__WRITTEN EXERCISE__
Omit all pictures, then retype the data exactly as given.

__SUPPLIED INFORMATION__
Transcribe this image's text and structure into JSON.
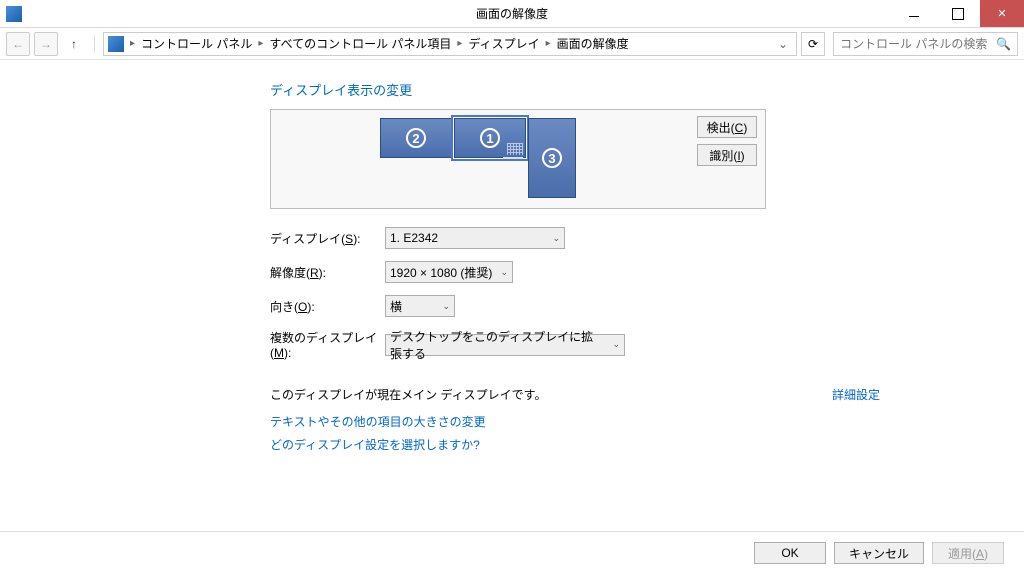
{
  "window": {
    "title": "画面の解像度"
  },
  "breadcrumb": {
    "items": [
      "コントロール パネル",
      "すべてのコントロール パネル項目",
      "ディスプレイ",
      "画面の解像度"
    ]
  },
  "search": {
    "placeholder": "コントロール パネルの検索"
  },
  "heading": "ディスプレイ表示の変更",
  "detect_btn": "検出(C)",
  "identify_btn": "識別(I)",
  "monitors": {
    "m1": "1",
    "m2": "2",
    "m3": "3"
  },
  "labels": {
    "display": "ディスプレイ(S):",
    "resolution": "解像度(R):",
    "orientation": "向き(O):",
    "multi": "複数のディスプレイ(M):"
  },
  "values": {
    "display": "1. E2342",
    "resolution": "1920 × 1080 (推奨)",
    "orientation": "横",
    "multi": "デスクトップをこのディスプレイに拡張する"
  },
  "main_msg": "このディスプレイが現在メイン ディスプレイです。",
  "adv_settings": "詳細設定",
  "link1": "テキストやその他の項目の大きさの変更",
  "link2": "どのディスプレイ設定を選択しますか?",
  "buttons": {
    "ok": "OK",
    "cancel": "キャンセル",
    "apply": "適用(A)"
  }
}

__RESPONSE__
Transcribe this image's text and structure into JSON.
{
  "window": {
    "title": "画面の解像度"
  },
  "breadcrumb": {
    "items": [
      "コントロール パネル",
      "すべてのコントロール パネル項目",
      "ディスプレイ",
      "画面の解像度"
    ]
  },
  "search": {
    "placeholder": "コントロール パネルの検索"
  },
  "heading": "ディスプレイ表示の変更",
  "detect_btn": "検出(C)",
  "identify_btn": "識別(I)",
  "monitors": {
    "m1": "1",
    "m2": "2",
    "m3": "3"
  },
  "labels": {
    "display": "ディスプレイ(S):",
    "resolution": "解像度(R):",
    "orientation": "向き(O):",
    "multi": "複数のディスプレイ(M):"
  },
  "values": {
    "display": "1. E2342",
    "resolution": "1920 × 1080 (推奨)",
    "orientation": "横",
    "multi": "デスクトップをこのディスプレイに拡張する"
  },
  "main_msg": "このディスプレイが現在メイン ディスプレイです。",
  "adv_settings": "詳細設定",
  "link1": "テキストやその他の項目の大きさの変更",
  "link2": "どのディスプレイ設定を選択しますか?",
  "buttons": {
    "ok": "OK",
    "cancel": "キャンセル",
    "apply": "適用(A)"
  }
}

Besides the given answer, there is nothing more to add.